== Directions for this task ==
Extract and list every line that contains the word "private".

== Task material ==

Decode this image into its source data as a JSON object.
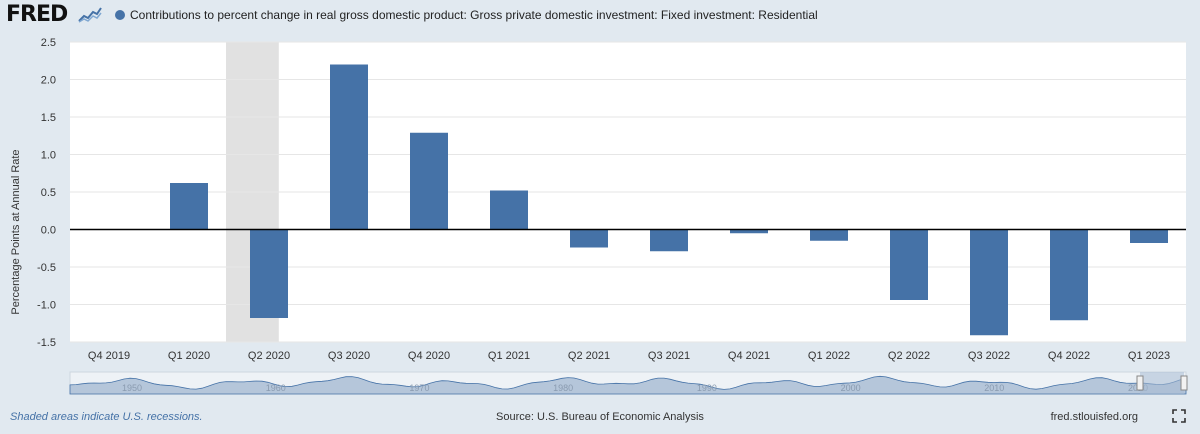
{
  "header": {
    "logo_text": "FRED",
    "legend_label": "Contributions to percent change in real gross domestic product: Gross private domestic investment: Fixed investment: Residential"
  },
  "footer": {
    "recession_note": "Shaded areas indicate U.S. recessions.",
    "source": "Source: U.S. Bureau of Economic Analysis",
    "site": "fred.stlouisfed.org"
  },
  "colors": {
    "series": "#4572a7",
    "recession": "#e1e1e1",
    "background": "#e1e9f0",
    "plot_bg": "#ffffff",
    "footer_link": "#4572a7"
  },
  "chart_data": {
    "type": "bar",
    "categories": [
      "Q4 2019",
      "Q1 2020",
      "Q2 2020",
      "Q3 2020",
      "Q4 2020",
      "Q1 2021",
      "Q2 2021",
      "Q3 2021",
      "Q4 2021",
      "Q1 2022",
      "Q2 2022",
      "Q3 2022",
      "Q4 2022",
      "Q1 2023"
    ],
    "series": [
      {
        "name": "Contributions to percent change in real gross domestic product: Gross private domestic investment: Fixed investment: Residential",
        "values": [
          null,
          0.62,
          -1.18,
          2.2,
          1.29,
          0.52,
          -0.24,
          -0.29,
          -0.05,
          -0.15,
          -0.94,
          -1.41,
          -1.21,
          -0.18
        ]
      }
    ],
    "ylabel": "Percentage Points at Annual Rate",
    "ylim": [
      -1.5,
      2.5
    ],
    "yticks": [
      "2.5",
      "2.0",
      "1.5",
      "1.0",
      "0.5",
      "0.0",
      "-0.5",
      "-1.0",
      "-1.5"
    ],
    "ytick_values": [
      2.5,
      2.0,
      1.5,
      1.0,
      0.5,
      0.0,
      -0.5,
      -1.0,
      -1.5
    ],
    "recession_shading": {
      "from_category": "Q1 2020",
      "to_category": "Q2 2020"
    },
    "grid": true,
    "legend": "top-left",
    "navigator_labels": [
      "1950",
      "1960",
      "1970",
      "1980",
      "1990",
      "2000",
      "2010",
      "2020"
    ]
  }
}
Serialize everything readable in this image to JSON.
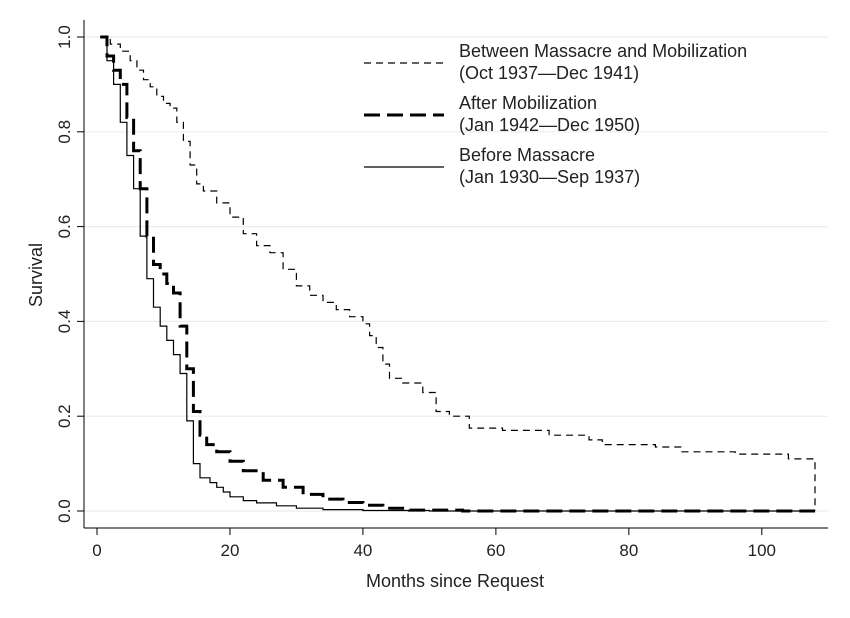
{
  "chart_data": {
    "type": "line",
    "title": "",
    "xlabel": "Months since Request",
    "ylabel": "Survival",
    "xlim": [
      0,
      108
    ],
    "ylim": [
      0,
      1
    ],
    "xticks": [
      0,
      20,
      40,
      60,
      80,
      100
    ],
    "yticks": [
      0.0,
      0.2,
      0.4,
      0.6,
      0.8,
      1.0
    ],
    "ytick_labels": [
      "0.0",
      "0.2",
      "0.4",
      "0.6",
      "0.8",
      "1.0"
    ],
    "grid": "horizontal",
    "legend_position": "top-right",
    "series": [
      {
        "name": "Between Massacre and Mobilization",
        "subtitle": "(Oct 1937—Dec 1941)",
        "style": "dashed-thin",
        "color": "#000000",
        "points": [
          [
            0.5,
            1.0
          ],
          [
            2,
            0.985
          ],
          [
            3.5,
            0.97
          ],
          [
            5,
            0.95
          ],
          [
            6,
            0.93
          ],
          [
            7,
            0.91
          ],
          [
            8,
            0.895
          ],
          [
            9,
            0.875
          ],
          [
            10,
            0.86
          ],
          [
            11,
            0.85
          ],
          [
            12,
            0.82
          ],
          [
            13,
            0.78
          ],
          [
            14,
            0.73
          ],
          [
            15,
            0.69
          ],
          [
            16,
            0.675
          ],
          [
            18,
            0.65
          ],
          [
            20,
            0.62
          ],
          [
            22,
            0.585
          ],
          [
            24,
            0.56
          ],
          [
            26,
            0.545
          ],
          [
            28,
            0.51
          ],
          [
            30,
            0.475
          ],
          [
            32,
            0.455
          ],
          [
            34,
            0.44
          ],
          [
            36,
            0.425
          ],
          [
            38,
            0.41
          ],
          [
            40,
            0.395
          ],
          [
            41,
            0.37
          ],
          [
            42,
            0.345
          ],
          [
            43,
            0.31
          ],
          [
            44,
            0.28
          ],
          [
            46,
            0.27
          ],
          [
            49,
            0.25
          ],
          [
            51,
            0.21
          ],
          [
            53,
            0.2
          ],
          [
            56,
            0.175
          ],
          [
            61,
            0.17
          ],
          [
            68,
            0.16
          ],
          [
            74,
            0.15
          ],
          [
            76,
            0.14
          ],
          [
            84,
            0.135
          ],
          [
            88,
            0.125
          ],
          [
            96,
            0.12
          ],
          [
            104,
            0.11
          ],
          [
            108,
            0.0
          ]
        ]
      },
      {
        "name": "After Mobilization",
        "subtitle": "(Jan 1942—Dec 1950)",
        "style": "dashed-thick",
        "color": "#000000",
        "points": [
          [
            0.5,
            1.0
          ],
          [
            1.5,
            0.96
          ],
          [
            2.5,
            0.93
          ],
          [
            3.5,
            0.9
          ],
          [
            4.5,
            0.83
          ],
          [
            5.5,
            0.76
          ],
          [
            6.5,
            0.68
          ],
          [
            7.5,
            0.58
          ],
          [
            8.5,
            0.52
          ],
          [
            9.5,
            0.5
          ],
          [
            10.5,
            0.48
          ],
          [
            11.5,
            0.46
          ],
          [
            12.5,
            0.39
          ],
          [
            13.5,
            0.3
          ],
          [
            14.5,
            0.21
          ],
          [
            15.5,
            0.16
          ],
          [
            16.5,
            0.14
          ],
          [
            18,
            0.125
          ],
          [
            20,
            0.105
          ],
          [
            22,
            0.085
          ],
          [
            25,
            0.065
          ],
          [
            28,
            0.05
          ],
          [
            31,
            0.035
          ],
          [
            34,
            0.025
          ],
          [
            37,
            0.018
          ],
          [
            40,
            0.012
          ],
          [
            43,
            0.006
          ],
          [
            47,
            0.002
          ],
          [
            55,
            0.0
          ],
          [
            108,
            0.0
          ]
        ]
      },
      {
        "name": "Before Massacre",
        "subtitle": "(Jan 1930—Sep 1937)",
        "style": "solid",
        "color": "#000000",
        "points": [
          [
            0.5,
            1.0
          ],
          [
            1.5,
            0.95
          ],
          [
            2.5,
            0.9
          ],
          [
            3.5,
            0.82
          ],
          [
            4.5,
            0.75
          ],
          [
            5.5,
            0.68
          ],
          [
            6.5,
            0.58
          ],
          [
            7.5,
            0.49
          ],
          [
            8.5,
            0.43
          ],
          [
            9.5,
            0.39
          ],
          [
            10.5,
            0.36
          ],
          [
            11.5,
            0.33
          ],
          [
            12.5,
            0.29
          ],
          [
            13.5,
            0.19
          ],
          [
            14.5,
            0.1
          ],
          [
            15.5,
            0.07
          ],
          [
            17,
            0.06
          ],
          [
            18,
            0.05
          ],
          [
            19,
            0.04
          ],
          [
            20,
            0.03
          ],
          [
            22,
            0.022
          ],
          [
            24,
            0.017
          ],
          [
            27,
            0.011
          ],
          [
            30,
            0.006
          ],
          [
            34,
            0.003
          ],
          [
            40,
            0.001
          ],
          [
            50,
            0.0
          ],
          [
            108,
            0.0
          ]
        ]
      }
    ]
  }
}
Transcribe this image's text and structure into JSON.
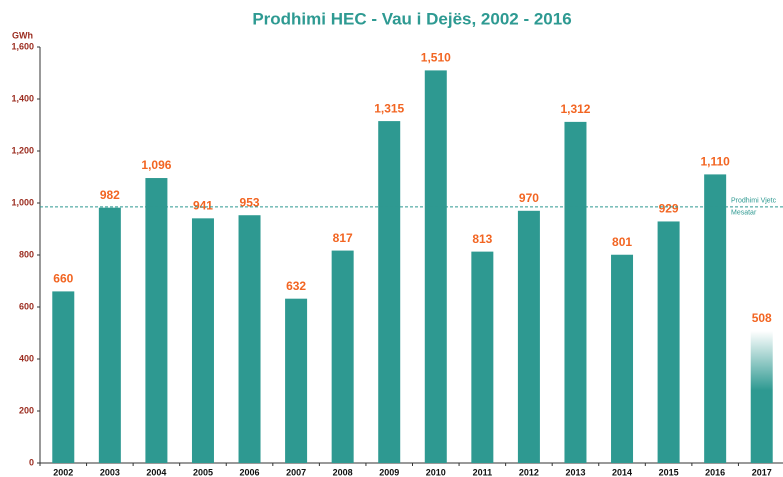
{
  "chart_data": {
    "type": "bar",
    "title": "Prodhimi HEC - Vau i Dejës, 2002 - 2016",
    "y_label": "GWh",
    "categories": [
      "2002",
      "2003",
      "2004",
      "2005",
      "2006",
      "2007",
      "2008",
      "2009",
      "2010",
      "2011",
      "2012",
      "2013",
      "2014",
      "2015",
      "2016",
      "2017"
    ],
    "values": [
      660,
      982,
      1096,
      941,
      953,
      632,
      817,
      1315,
      1510,
      813,
      970,
      1312,
      801,
      929,
      1110,
      508
    ],
    "value_labels": [
      "660",
      "982",
      "1,096",
      "941",
      "953",
      "632",
      "817",
      "1,315",
      "1,510",
      "813",
      "970",
      "1,312",
      "801",
      "929",
      "1,110",
      "508"
    ],
    "colors": [
      "#2e9991",
      "#2e9991",
      "#2e9991",
      "#2e9991",
      "#2e9991",
      "#2e9991",
      "#2e9991",
      "#2e9991",
      "#2e9991",
      "#2e9991",
      "#2e9991",
      "#2e9991",
      "#2e9991",
      "#2e9991",
      "#2e9991",
      "fade"
    ],
    "ylim": [
      0,
      1600
    ],
    "yticks": [
      0,
      200,
      400,
      600,
      800,
      {
        "value": 1000,
        "label": "1,000"
      },
      {
        "value": 1200,
        "label": "1,200"
      },
      {
        "value": 1400,
        "label": "1,400"
      },
      {
        "value": 1600,
        "label": "1,600"
      }
    ],
    "average": {
      "value": 985,
      "label": [
        "Prodhimi Vjetc",
        "Mesatar"
      ],
      "color": "#2e9991"
    },
    "grid": false
  }
}
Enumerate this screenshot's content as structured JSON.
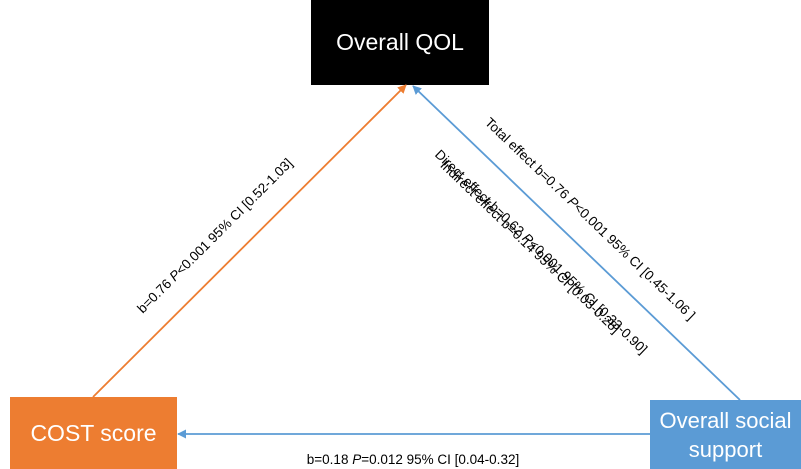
{
  "nodes": {
    "outcome": "Overall QOL",
    "mediator": "COST score",
    "predictor": {
      "line1": "Overall social",
      "line2": "support"
    }
  },
  "paths": {
    "mediator_to_outcome": {
      "pre": "b=0.76 ",
      "p": "P",
      "post": "<0.001 95% CI [0.52-1.03]"
    },
    "predictor_to_outcome_total": {
      "pre": "Total effect b=0.76 ",
      "p": "P",
      "post": "<0.001 95% CI [0.45-1.06 ]"
    },
    "predictor_to_outcome_direct": {
      "pre": "Direct effect b=0.62 ",
      "p": "P",
      "post": "<0.001 95% CI [0.33-0.90]"
    },
    "predictor_to_outcome_indirect": {
      "text": "Indirect effect  b=0.14 95% CI [0.03-0.28]"
    },
    "predictor_to_mediator": {
      "pre": "b=0.18 ",
      "p": "P",
      "post": "=0.012 95% CI [0.04-0.32]"
    }
  },
  "colors": {
    "outcome_box": "#000000",
    "mediator_box": "#ED7D31",
    "predictor_box": "#5B9BD5",
    "orange_arrow": "#ED7D31",
    "blue_arrow": "#5B9BD5"
  }
}
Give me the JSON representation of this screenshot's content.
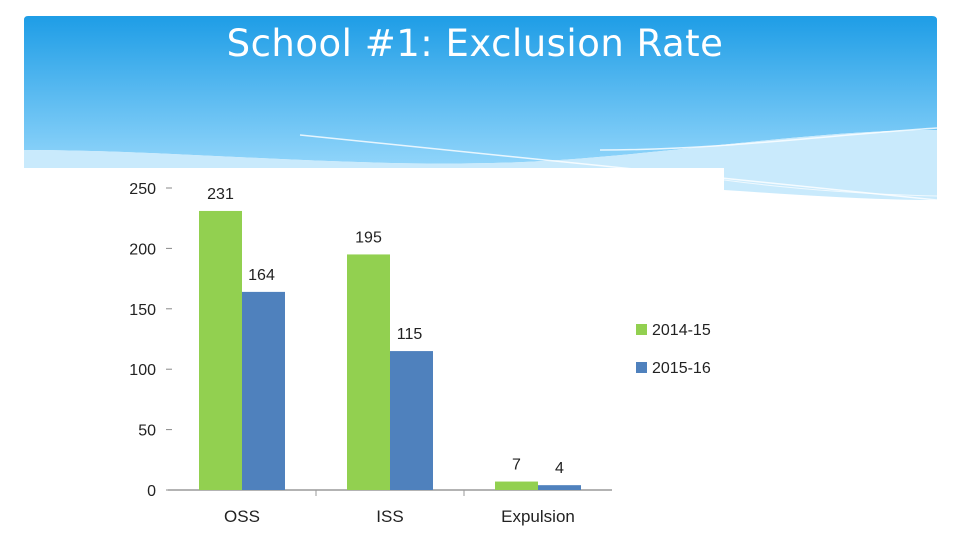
{
  "slide": {
    "title": "School #1: Exclusion Rate"
  },
  "colors": {
    "header_top": "#1E9DE6",
    "header_bottom": "#8FD4FA",
    "series_1": "#92D050",
    "series_2": "#4F81BD"
  },
  "chart_data": {
    "type": "bar",
    "categories": [
      "OSS",
      "ISS",
      "Expulsion"
    ],
    "series": [
      {
        "name": "2014-15",
        "values": [
          231,
          195,
          7
        ]
      },
      {
        "name": "2015-16",
        "values": [
          164,
          115,
          4
        ]
      }
    ],
    "ylim": [
      0,
      250
    ],
    "yticks": [
      0,
      50,
      100,
      150,
      200,
      250
    ],
    "legend_position": "right",
    "grid": false,
    "data_labels": true,
    "title": "",
    "xlabel": "",
    "ylabel": ""
  }
}
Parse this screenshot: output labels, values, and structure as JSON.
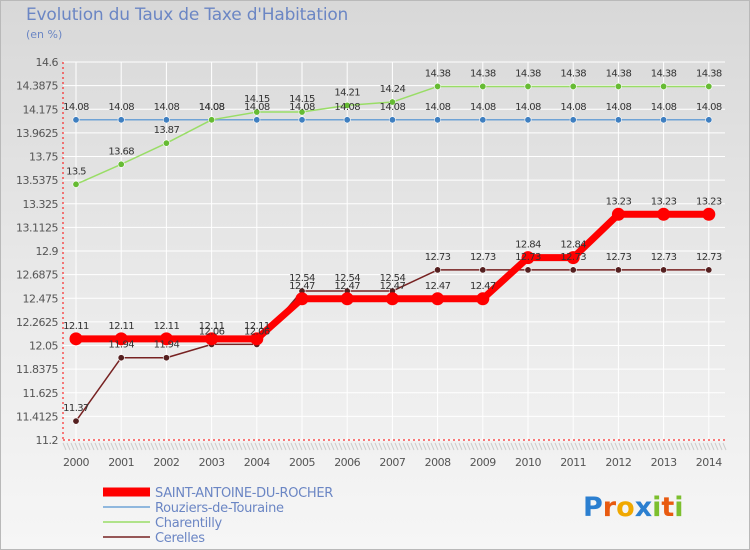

== Answer below ==
    "legend_label": "Contributions to percent change in real gross domestic product: Gross private domestic investment: Fixed investment: Residential"
        "name": "Contributions to percent change in real gross domestic product: Gross private domestic investment: Fixed investment: Residential",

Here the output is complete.